··· Record set ···

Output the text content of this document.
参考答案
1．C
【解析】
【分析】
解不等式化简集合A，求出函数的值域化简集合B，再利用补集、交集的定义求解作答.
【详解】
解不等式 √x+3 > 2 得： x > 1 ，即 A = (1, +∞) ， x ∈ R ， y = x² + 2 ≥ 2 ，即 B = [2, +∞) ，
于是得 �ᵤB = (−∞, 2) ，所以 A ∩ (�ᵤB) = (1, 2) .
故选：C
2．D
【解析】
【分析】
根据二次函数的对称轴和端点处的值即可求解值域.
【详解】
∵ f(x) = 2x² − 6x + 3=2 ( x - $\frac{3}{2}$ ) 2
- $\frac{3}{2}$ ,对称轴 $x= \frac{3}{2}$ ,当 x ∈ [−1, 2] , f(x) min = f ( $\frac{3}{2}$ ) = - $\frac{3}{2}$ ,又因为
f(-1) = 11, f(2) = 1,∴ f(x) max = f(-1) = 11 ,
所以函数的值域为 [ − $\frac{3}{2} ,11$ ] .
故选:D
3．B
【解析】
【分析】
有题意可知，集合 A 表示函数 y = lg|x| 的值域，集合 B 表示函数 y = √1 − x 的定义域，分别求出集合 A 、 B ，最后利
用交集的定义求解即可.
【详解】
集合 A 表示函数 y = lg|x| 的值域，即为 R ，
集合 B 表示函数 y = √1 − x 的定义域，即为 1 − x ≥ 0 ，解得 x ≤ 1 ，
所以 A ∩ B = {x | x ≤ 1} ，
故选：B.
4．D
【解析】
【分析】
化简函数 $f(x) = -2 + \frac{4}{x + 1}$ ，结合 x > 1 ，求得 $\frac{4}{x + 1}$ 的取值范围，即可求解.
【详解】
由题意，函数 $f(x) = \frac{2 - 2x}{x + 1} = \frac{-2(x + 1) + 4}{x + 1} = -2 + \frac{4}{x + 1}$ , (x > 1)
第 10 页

···

Retype all of the material above with every character intact.

Output the text content of this document.
参考答案
1．C
【解析】
【分析】
解不等式化简集合A，求出函数的值域化简集合B，再利用补集、交集的定义求解作答.
【详解】
解不等式 √x+3 > 2 得： x > 1 ，即 A = (1, +∞) ， x ∈ R ， y = x² + 2 ≥ 2 ，即 B = [2, +∞) ，
于是得 �ᵤB = (−∞, 2) ，所以 A ∩ (�ᵤB) = (1, 2) .
故选：C
2．D
【解析】
【分析】
根据二次函数的对称轴和端点处的值即可求解值域.
【详解】
∵ f(x) = 2x² − 6x + 3=2 ( x - $\frac{3}{2}$ ) 2
- $\frac{3}{2}$ ,对称轴 $x= \frac{3}{2}$ ,当 x ∈ [−1, 2] , f(x) min = f ( $\frac{3}{2}$ ) = - $\frac{3}{2}$ ,又因为
f(-1) = 11, f(2) = 1,∴ f(x) max = f(-1) = 11 ,
所以函数的值域为 [ − $\frac{3}{2} ,11$ ] .
故选:D
3．B
【解析】
【分析】
有题意可知，集合 A 表示函数 y = lg|x| 的值域，集合 B 表示函数 y = √1 − x 的定义域，分别求出集合 A 、 B ，最后利
用交集的定义求解即可.
【详解】
集合 A 表示函数 y = lg|x| 的值域，即为 R ，
集合 B 表示函数 y = √1 − x 的定义域，即为 1 − x ≥ 0 ，解得 x ≤ 1 ，
所以 A ∩ B = {x | x ≤ 1} ，
故选：B.
4．D
【解析】
【分析】
化简函数 $f(x) = -2 + \frac{4}{x + 1}$ ，结合 x > 1 ，求得 $\frac{4}{x + 1}$ 的取值范围，即可求解.
【详解】
由题意，函数 $f(x) = \frac{2 - 2x}{x + 1} = \frac{-2(x + 1) + 4}{x + 1} = -2 + \frac{4}{x + 1}$ , (x > 1)
第 10 页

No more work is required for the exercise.